**Task to carry out**
Restate the records below word for word, and omit the images they hold.

--- start of Extracted records ---

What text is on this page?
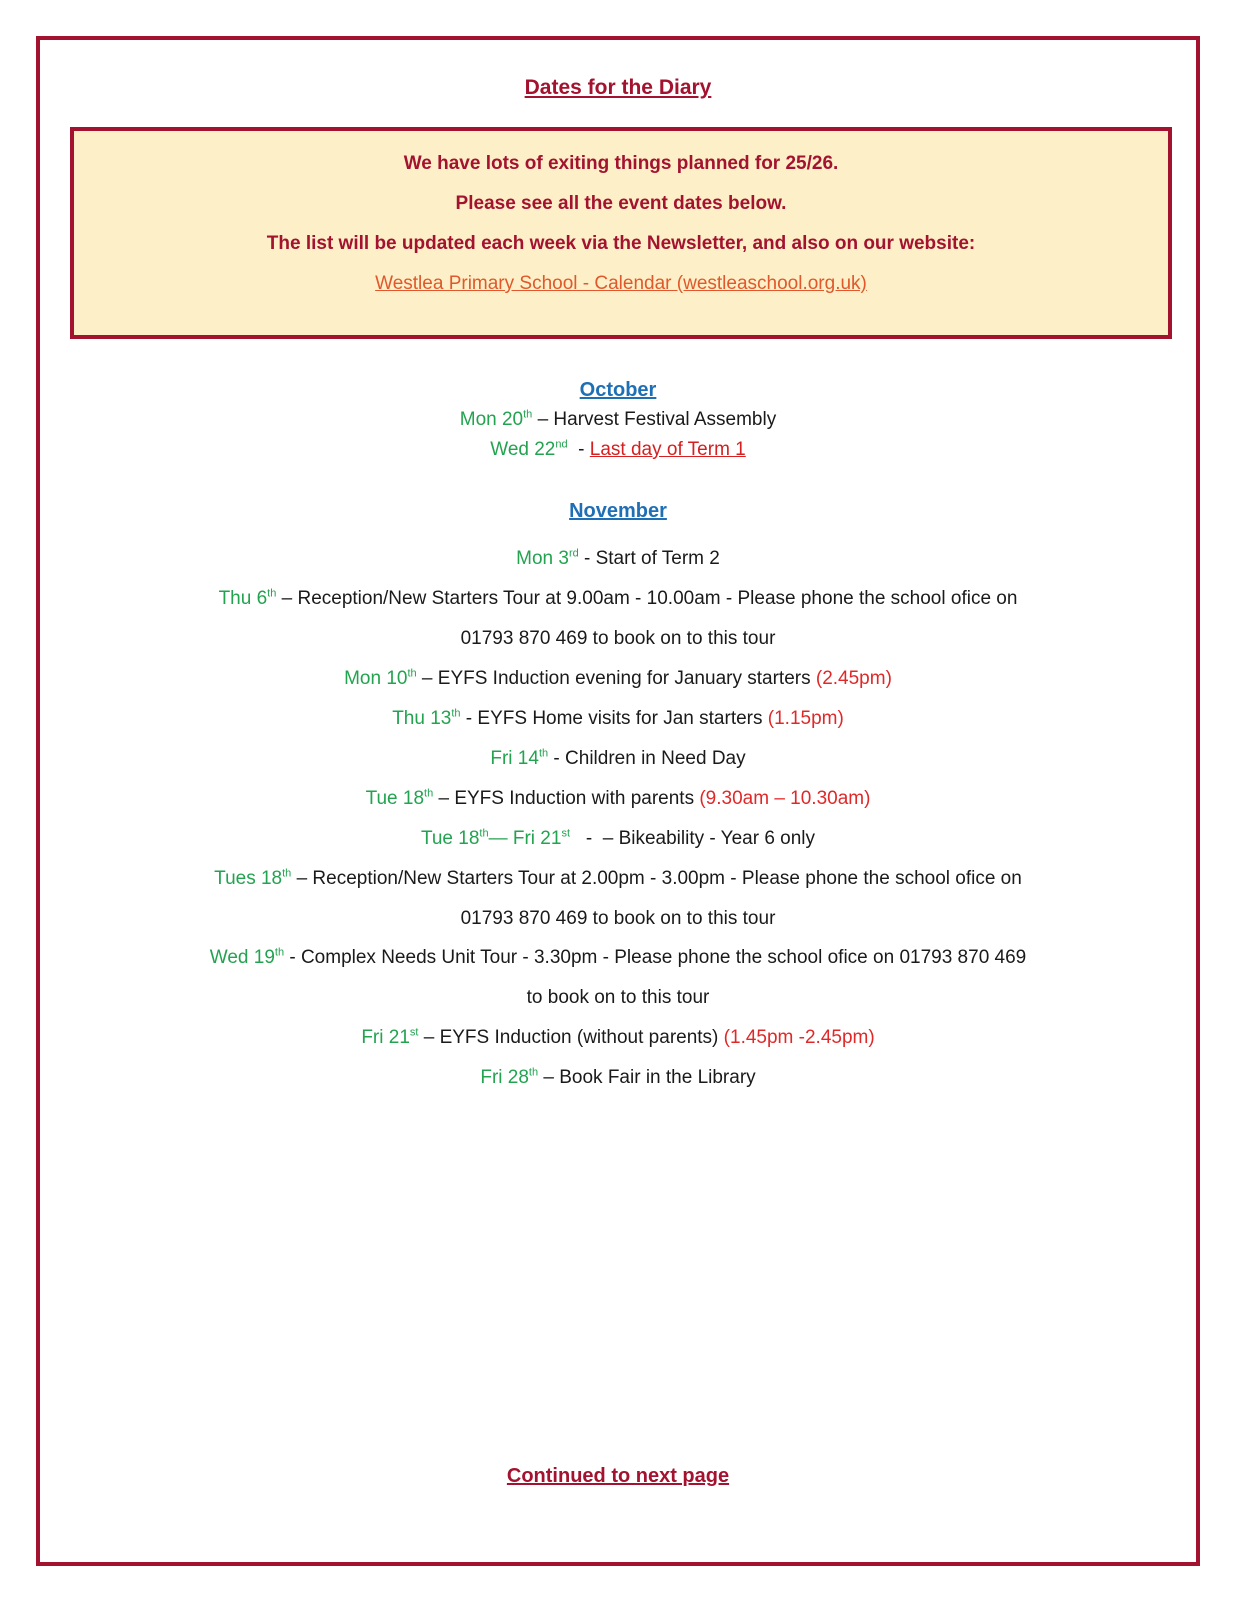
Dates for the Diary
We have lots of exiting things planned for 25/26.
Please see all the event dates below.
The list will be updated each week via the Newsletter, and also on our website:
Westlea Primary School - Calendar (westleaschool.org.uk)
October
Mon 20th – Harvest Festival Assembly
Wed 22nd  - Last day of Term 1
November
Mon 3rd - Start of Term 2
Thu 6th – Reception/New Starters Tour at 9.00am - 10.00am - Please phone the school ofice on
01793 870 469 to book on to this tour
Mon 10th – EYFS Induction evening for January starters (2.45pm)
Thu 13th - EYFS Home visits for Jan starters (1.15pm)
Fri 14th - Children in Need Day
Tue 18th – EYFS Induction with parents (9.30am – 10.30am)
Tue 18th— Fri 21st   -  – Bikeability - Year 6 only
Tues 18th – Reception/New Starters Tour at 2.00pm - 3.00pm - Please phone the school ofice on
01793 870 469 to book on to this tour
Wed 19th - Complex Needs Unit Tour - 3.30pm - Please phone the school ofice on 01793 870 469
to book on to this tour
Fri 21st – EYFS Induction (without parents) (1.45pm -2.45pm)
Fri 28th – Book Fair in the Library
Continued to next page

--- end of Extracted records ---

**Reply**
What text is on this page?
Dates for the Diary
We have lots of exiting things planned for 25/26.
Please see all the event dates below.
The list will be updated each week via the Newsletter, and also on our website:
Westlea Primary School - Calendar (westleaschool.org.uk)
October
Mon 20th – Harvest Festival Assembly
Wed 22nd  - Last day of Term 1
November
Mon 3rd - Start of Term 2
Thu 6th – Reception/New Starters Tour at 9.00am - 10.00am - Please phone the school ofice on
01793 870 469 to book on to this tour
Mon 10th – EYFS Induction evening for January starters (2.45pm)
Thu 13th - EYFS Home visits for Jan starters (1.15pm)
Fri 14th - Children in Need Day
Tue 18th – EYFS Induction with parents (9.30am – 10.30am)
Tue 18th— Fri 21st   -  – Bikeability - Year 6 only
Tues 18th – Reception/New Starters Tour at 2.00pm - 3.00pm - Please phone the school ofice on
01793 870 469 to book on to this tour
Wed 19th - Complex Needs Unit Tour - 3.30pm - Please phone the school ofice on 01793 870 469
to book on to this tour
Fri 21st – EYFS Induction (without parents) (1.45pm -2.45pm)
Fri 28th – Book Fair in the Library
Continued to next page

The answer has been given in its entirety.